# [YOUR OBJECTIVE]
Would you write out the entries below, every one of them, exactly?

# [STORED ROWS]
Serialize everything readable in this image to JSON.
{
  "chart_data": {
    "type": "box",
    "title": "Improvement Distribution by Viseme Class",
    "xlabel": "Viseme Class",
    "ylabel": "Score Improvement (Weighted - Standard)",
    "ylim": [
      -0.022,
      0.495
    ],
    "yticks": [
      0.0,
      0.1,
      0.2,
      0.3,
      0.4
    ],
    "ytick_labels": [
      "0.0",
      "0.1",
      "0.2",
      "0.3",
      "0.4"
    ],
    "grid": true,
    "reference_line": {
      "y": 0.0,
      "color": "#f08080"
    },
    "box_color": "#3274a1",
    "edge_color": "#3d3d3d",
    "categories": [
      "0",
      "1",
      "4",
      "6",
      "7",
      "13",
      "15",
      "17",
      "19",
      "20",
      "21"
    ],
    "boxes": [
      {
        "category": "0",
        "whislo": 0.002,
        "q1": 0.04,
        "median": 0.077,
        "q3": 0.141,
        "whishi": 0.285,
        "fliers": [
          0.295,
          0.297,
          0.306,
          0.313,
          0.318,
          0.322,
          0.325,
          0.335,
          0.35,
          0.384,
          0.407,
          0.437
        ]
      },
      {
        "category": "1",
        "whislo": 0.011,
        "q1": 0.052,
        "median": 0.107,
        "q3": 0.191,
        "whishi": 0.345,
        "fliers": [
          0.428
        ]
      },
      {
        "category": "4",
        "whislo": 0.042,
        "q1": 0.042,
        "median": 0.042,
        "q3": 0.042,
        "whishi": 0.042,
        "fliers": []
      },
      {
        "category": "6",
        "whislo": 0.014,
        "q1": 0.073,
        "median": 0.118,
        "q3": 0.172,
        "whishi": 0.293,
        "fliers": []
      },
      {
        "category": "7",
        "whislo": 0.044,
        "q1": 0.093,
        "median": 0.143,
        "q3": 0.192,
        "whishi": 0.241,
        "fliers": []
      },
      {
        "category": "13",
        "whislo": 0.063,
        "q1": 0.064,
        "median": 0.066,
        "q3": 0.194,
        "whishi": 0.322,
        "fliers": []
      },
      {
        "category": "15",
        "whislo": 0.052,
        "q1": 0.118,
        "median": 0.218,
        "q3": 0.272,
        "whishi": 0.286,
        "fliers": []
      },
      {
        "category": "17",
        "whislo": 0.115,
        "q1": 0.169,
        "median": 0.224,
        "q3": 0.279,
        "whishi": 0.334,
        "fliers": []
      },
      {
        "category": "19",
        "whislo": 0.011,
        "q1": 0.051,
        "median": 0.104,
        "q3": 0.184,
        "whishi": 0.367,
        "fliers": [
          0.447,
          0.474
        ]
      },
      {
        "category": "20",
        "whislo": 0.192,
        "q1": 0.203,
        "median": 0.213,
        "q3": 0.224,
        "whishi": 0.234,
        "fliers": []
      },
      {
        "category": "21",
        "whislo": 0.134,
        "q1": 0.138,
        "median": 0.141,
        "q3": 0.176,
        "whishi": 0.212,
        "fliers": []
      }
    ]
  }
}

# [TASK OUTPUT]
Serialize everything readable in this image to JSON.
{
  "chart_data": {
    "type": "box",
    "title": "Improvement Distribution by Viseme Class",
    "xlabel": "Viseme Class",
    "ylabel": "Score Improvement (Weighted - Standard)",
    "ylim": [
      -0.022,
      0.495
    ],
    "yticks": [
      0.0,
      0.1,
      0.2,
      0.3,
      0.4
    ],
    "ytick_labels": [
      "0.0",
      "0.1",
      "0.2",
      "0.3",
      "0.4"
    ],
    "grid": true,
    "reference_line": {
      "y": 0.0,
      "color": "#f08080"
    },
    "box_color": "#3274a1",
    "edge_color": "#3d3d3d",
    "categories": [
      "0",
      "1",
      "4",
      "6",
      "7",
      "13",
      "15",
      "17",
      "19",
      "20",
      "21"
    ],
    "boxes": [
      {
        "category": "0",
        "whislo": 0.002,
        "q1": 0.04,
        "median": 0.077,
        "q3": 0.141,
        "whishi": 0.285,
        "fliers": [
          0.295,
          0.297,
          0.306,
          0.313,
          0.318,
          0.322,
          0.325,
          0.335,
          0.35,
          0.384,
          0.407,
          0.437
        ]
      },
      {
        "category": "1",
        "whislo": 0.011,
        "q1": 0.052,
        "median": 0.107,
        "q3": 0.191,
        "whishi": 0.345,
        "fliers": [
          0.428
        ]
      },
      {
        "category": "4",
        "whislo": 0.042,
        "q1": 0.042,
        "median": 0.042,
        "q3": 0.042,
        "whishi": 0.042,
        "fliers": []
      },
      {
        "category": "6",
        "whislo": 0.014,
        "q1": 0.073,
        "median": 0.118,
        "q3": 0.172,
        "whishi": 0.293,
        "fliers": []
      },
      {
        "category": "7",
        "whislo": 0.044,
        "q1": 0.093,
        "median": 0.143,
        "q3": 0.192,
        "whishi": 0.241,
        "fliers": []
      },
      {
        "category": "13",
        "whislo": 0.063,
        "q1": 0.064,
        "median": 0.066,
        "q3": 0.194,
        "whishi": 0.322,
        "fliers": []
      },
      {
        "category": "15",
        "whislo": 0.052,
        "q1": 0.118,
        "median": 0.218,
        "q3": 0.272,
        "whishi": 0.286,
        "fliers": []
      },
      {
        "category": "17",
        "whislo": 0.115,
        "q1": 0.169,
        "median": 0.224,
        "q3": 0.279,
        "whishi": 0.334,
        "fliers": []
      },
      {
        "category": "19",
        "whislo": 0.011,
        "q1": 0.051,
        "median": 0.104,
        "q3": 0.184,
        "whishi": 0.367,
        "fliers": [
          0.447,
          0.474
        ]
      },
      {
        "category": "20",
        "whislo": 0.192,
        "q1": 0.203,
        "median": 0.213,
        "q3": 0.224,
        "whishi": 0.234,
        "fliers": []
      },
      {
        "category": "21",
        "whislo": 0.134,
        "q1": 0.138,
        "median": 0.141,
        "q3": 0.176,
        "whishi": 0.212,
        "fliers": []
      }
    ]
  }
}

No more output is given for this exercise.